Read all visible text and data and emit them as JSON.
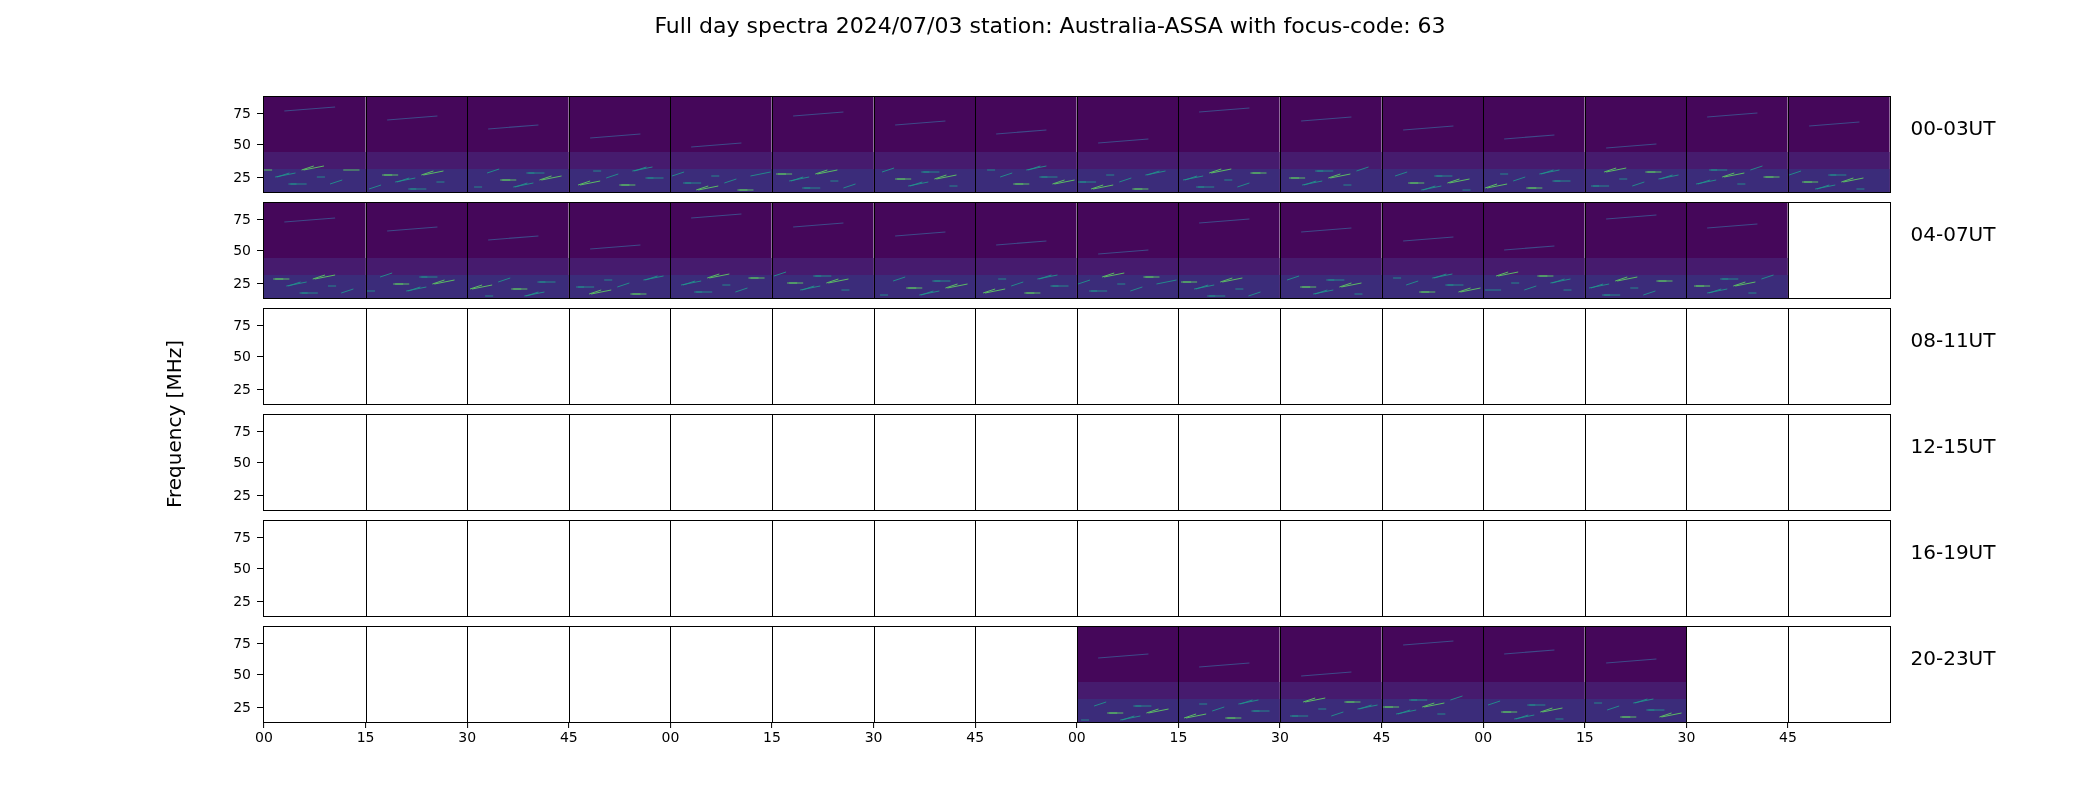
{
  "title": "Full day spectra 2024/07/03 station: Australia-ASSA with focus-code: 63",
  "ylabel": "Frequency [MHz]",
  "rows": [
    {
      "label": "00-03UT",
      "yticks": [
        "75",
        "50",
        "25"
      ],
      "panels": [
        {
          "filled": true
        },
        {
          "filled": true
        },
        {
          "filled": true
        },
        {
          "filled": true
        },
        {
          "filled": true
        },
        {
          "filled": true
        },
        {
          "filled": true
        },
        {
          "filled": true
        },
        {
          "filled": true
        },
        {
          "filled": true
        },
        {
          "filled": true
        },
        {
          "filled": true
        },
        {
          "filled": true
        },
        {
          "filled": true
        },
        {
          "filled": true
        },
        {
          "filled": true
        }
      ]
    },
    {
      "label": "04-07UT",
      "yticks": [
        "75",
        "50",
        "25"
      ],
      "panels": [
        {
          "filled": true
        },
        {
          "filled": true
        },
        {
          "filled": true
        },
        {
          "filled": true
        },
        {
          "filled": true
        },
        {
          "filled": true
        },
        {
          "filled": true
        },
        {
          "filled": true
        },
        {
          "filled": true
        },
        {
          "filled": true
        },
        {
          "filled": true
        },
        {
          "filled": true
        },
        {
          "filled": true
        },
        {
          "filled": true
        },
        {
          "filled": true
        },
        {
          "filled": false
        }
      ]
    },
    {
      "label": "08-11UT",
      "yticks": [
        "75",
        "50",
        "25"
      ],
      "panels": [
        {
          "filled": false
        },
        {
          "filled": false
        },
        {
          "filled": false
        },
        {
          "filled": false
        },
        {
          "filled": false
        },
        {
          "filled": false
        },
        {
          "filled": false
        },
        {
          "filled": false
        },
        {
          "filled": false
        },
        {
          "filled": false
        },
        {
          "filled": false
        },
        {
          "filled": false
        },
        {
          "filled": false
        },
        {
          "filled": false
        },
        {
          "filled": false
        },
        {
          "filled": false
        }
      ]
    },
    {
      "label": "12-15UT",
      "yticks": [
        "75",
        "50",
        "25"
      ],
      "panels": [
        {
          "filled": false
        },
        {
          "filled": false
        },
        {
          "filled": false
        },
        {
          "filled": false
        },
        {
          "filled": false
        },
        {
          "filled": false
        },
        {
          "filled": false
        },
        {
          "filled": false
        },
        {
          "filled": false
        },
        {
          "filled": false
        },
        {
          "filled": false
        },
        {
          "filled": false
        },
        {
          "filled": false
        },
        {
          "filled": false
        },
        {
          "filled": false
        },
        {
          "filled": false
        }
      ]
    },
    {
      "label": "16-19UT",
      "yticks": [
        "75",
        "50",
        "25"
      ],
      "panels": [
        {
          "filled": false
        },
        {
          "filled": false
        },
        {
          "filled": false
        },
        {
          "filled": false
        },
        {
          "filled": false
        },
        {
          "filled": false
        },
        {
          "filled": false
        },
        {
          "filled": false
        },
        {
          "filled": false
        },
        {
          "filled": false
        },
        {
          "filled": false
        },
        {
          "filled": false
        },
        {
          "filled": false
        },
        {
          "filled": false
        },
        {
          "filled": false
        },
        {
          "filled": false
        }
      ]
    },
    {
      "label": "20-23UT",
      "yticks": [
        "75",
        "50",
        "25"
      ],
      "panels": [
        {
          "filled": false
        },
        {
          "filled": false
        },
        {
          "filled": false
        },
        {
          "filled": false
        },
        {
          "filled": false
        },
        {
          "filled": false
        },
        {
          "filled": false
        },
        {
          "filled": false
        },
        {
          "filled": true
        },
        {
          "filled": true
        },
        {
          "filled": true
        },
        {
          "filled": true
        },
        {
          "filled": true
        },
        {
          "filled": true
        },
        {
          "filled": false
        },
        {
          "filled": false
        }
      ]
    }
  ],
  "xticks": [
    "00",
    "15",
    "30",
    "45",
    "00",
    "15",
    "30",
    "45",
    "00",
    "15",
    "30",
    "45",
    "00",
    "15",
    "30",
    "45"
  ]
}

What needs to be done: Every record above should be transcribed exactly; the pictures stay out of the copy.

Reply to the task:
Read all visible text and data and emit them as JSON.
{
  "title": "Full day spectra 2024/07/03 station: Australia-ASSA with focus-code: 63",
  "ylabel": "Frequency [MHz]",
  "rows": [
    {
      "label": "00-03UT",
      "yticks": [
        "75",
        "50",
        "25"
      ],
      "panels": [
        {
          "filled": true
        },
        {
          "filled": true
        },
        {
          "filled": true
        },
        {
          "filled": true
        },
        {
          "filled": true
        },
        {
          "filled": true
        },
        {
          "filled": true
        },
        {
          "filled": true
        },
        {
          "filled": true
        },
        {
          "filled": true
        },
        {
          "filled": true
        },
        {
          "filled": true
        },
        {
          "filled": true
        },
        {
          "filled": true
        },
        {
          "filled": true
        },
        {
          "filled": true
        }
      ]
    },
    {
      "label": "04-07UT",
      "yticks": [
        "75",
        "50",
        "25"
      ],
      "panels": [
        {
          "filled": true
        },
        {
          "filled": true
        },
        {
          "filled": true
        },
        {
          "filled": true
        },
        {
          "filled": true
        },
        {
          "filled": true
        },
        {
          "filled": true
        },
        {
          "filled": true
        },
        {
          "filled": true
        },
        {
          "filled": true
        },
        {
          "filled": true
        },
        {
          "filled": true
        },
        {
          "filled": true
        },
        {
          "filled": true
        },
        {
          "filled": true
        },
        {
          "filled": false
        }
      ]
    },
    {
      "label": "08-11UT",
      "yticks": [
        "75",
        "50",
        "25"
      ],
      "panels": [
        {
          "filled": false
        },
        {
          "filled": false
        },
        {
          "filled": false
        },
        {
          "filled": false
        },
        {
          "filled": false
        },
        {
          "filled": false
        },
        {
          "filled": false
        },
        {
          "filled": false
        },
        {
          "filled": false
        },
        {
          "filled": false
        },
        {
          "filled": false
        },
        {
          "filled": false
        },
        {
          "filled": false
        },
        {
          "filled": false
        },
        {
          "filled": false
        },
        {
          "filled": false
        }
      ]
    },
    {
      "label": "12-15UT",
      "yticks": [
        "75",
        "50",
        "25"
      ],
      "panels": [
        {
          "filled": false
        },
        {
          "filled": false
        },
        {
          "filled": false
        },
        {
          "filled": false
        },
        {
          "filled": false
        },
        {
          "filled": false
        },
        {
          "filled": false
        },
        {
          "filled": false
        },
        {
          "filled": false
        },
        {
          "filled": false
        },
        {
          "filled": false
        },
        {
          "filled": false
        },
        {
          "filled": false
        },
        {
          "filled": false
        },
        {
          "filled": false
        },
        {
          "filled": false
        }
      ]
    },
    {
      "label": "16-19UT",
      "yticks": [
        "75",
        "50",
        "25"
      ],
      "panels": [
        {
          "filled": false
        },
        {
          "filled": false
        },
        {
          "filled": false
        },
        {
          "filled": false
        },
        {
          "filled": false
        },
        {
          "filled": false
        },
        {
          "filled": false
        },
        {
          "filled": false
        },
        {
          "filled": false
        },
        {
          "filled": false
        },
        {
          "filled": false
        },
        {
          "filled": false
        },
        {
          "filled": false
        },
        {
          "filled": false
        },
        {
          "filled": false
        },
        {
          "filled": false
        }
      ]
    },
    {
      "label": "20-23UT",
      "yticks": [
        "75",
        "50",
        "25"
      ],
      "panels": [
        {
          "filled": false
        },
        {
          "filled": false
        },
        {
          "filled": false
        },
        {
          "filled": false
        },
        {
          "filled": false
        },
        {
          "filled": false
        },
        {
          "filled": false
        },
        {
          "filled": false
        },
        {
          "filled": true
        },
        {
          "filled": true
        },
        {
          "filled": true
        },
        {
          "filled": true
        },
        {
          "filled": true
        },
        {
          "filled": true
        },
        {
          "filled": false
        },
        {
          "filled": false
        }
      ]
    }
  ],
  "xticks": [
    "00",
    "15",
    "30",
    "45",
    "00",
    "15",
    "30",
    "45",
    "00",
    "15",
    "30",
    "45",
    "00",
    "15",
    "30",
    "45"
  ]
}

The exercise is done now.